Problem description: Set the listing down again in full, word for word, with the pictures left out.

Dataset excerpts
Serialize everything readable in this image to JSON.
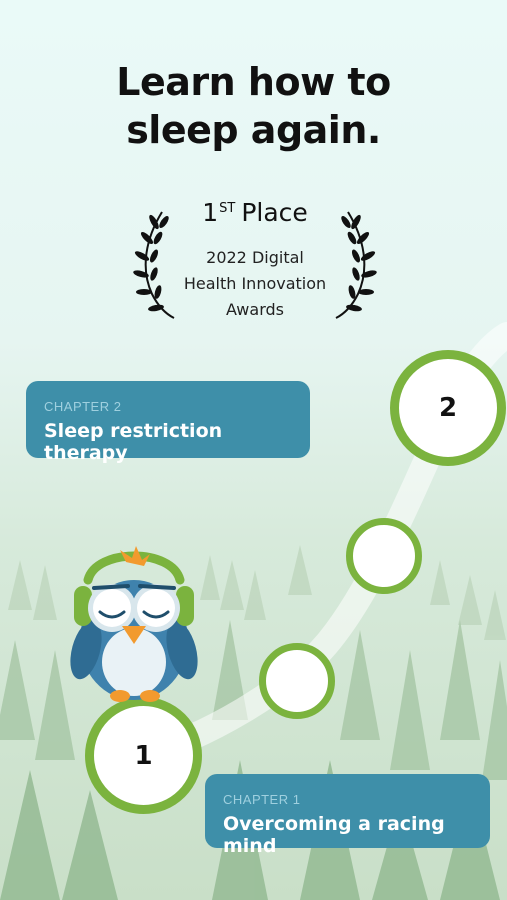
{
  "headline": {
    "line1": "Learn how to",
    "line2": "sleep again."
  },
  "award": {
    "rank": "1",
    "rank_suffix": "ST",
    "place": "Place",
    "line1": "2022 Digital",
    "line2": "Health Innovation",
    "line3": "Awards"
  },
  "chapters": [
    {
      "label": "CHAPTER 1",
      "title": "Overcoming a racing mind",
      "number": "1"
    },
    {
      "label": "CHAPTER 2",
      "title": "Sleep restriction therapy",
      "number": "2"
    }
  ],
  "colors": {
    "card": "#3e8fa9",
    "ring": "#7bb33e",
    "text": "#111111",
    "background_top": "#eafaf8",
    "background_bottom": "#c9dfc8"
  },
  "icons": [
    "laurel-left-icon",
    "laurel-right-icon",
    "owl-mascot-icon"
  ]
}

Answer to this exercise:
Serialize everything readable in this image to JSON.
{
  "headline": {
    "line1": "Learn how to",
    "line2": "sleep again."
  },
  "award": {
    "rank": "1",
    "rank_suffix": "ST",
    "place": "Place",
    "line1": "2022 Digital",
    "line2": "Health Innovation",
    "line3": "Awards"
  },
  "chapters": [
    {
      "label": "CHAPTER 1",
      "title": "Overcoming a racing mind",
      "number": "1"
    },
    {
      "label": "CHAPTER 2",
      "title": "Sleep restriction therapy",
      "number": "2"
    }
  ],
  "colors": {
    "card": "#3e8fa9",
    "ring": "#7bb33e",
    "text": "#111111",
    "background_top": "#eafaf8",
    "background_bottom": "#c9dfc8"
  },
  "icons": [
    "laurel-left-icon",
    "laurel-right-icon",
    "owl-mascot-icon"
  ]
}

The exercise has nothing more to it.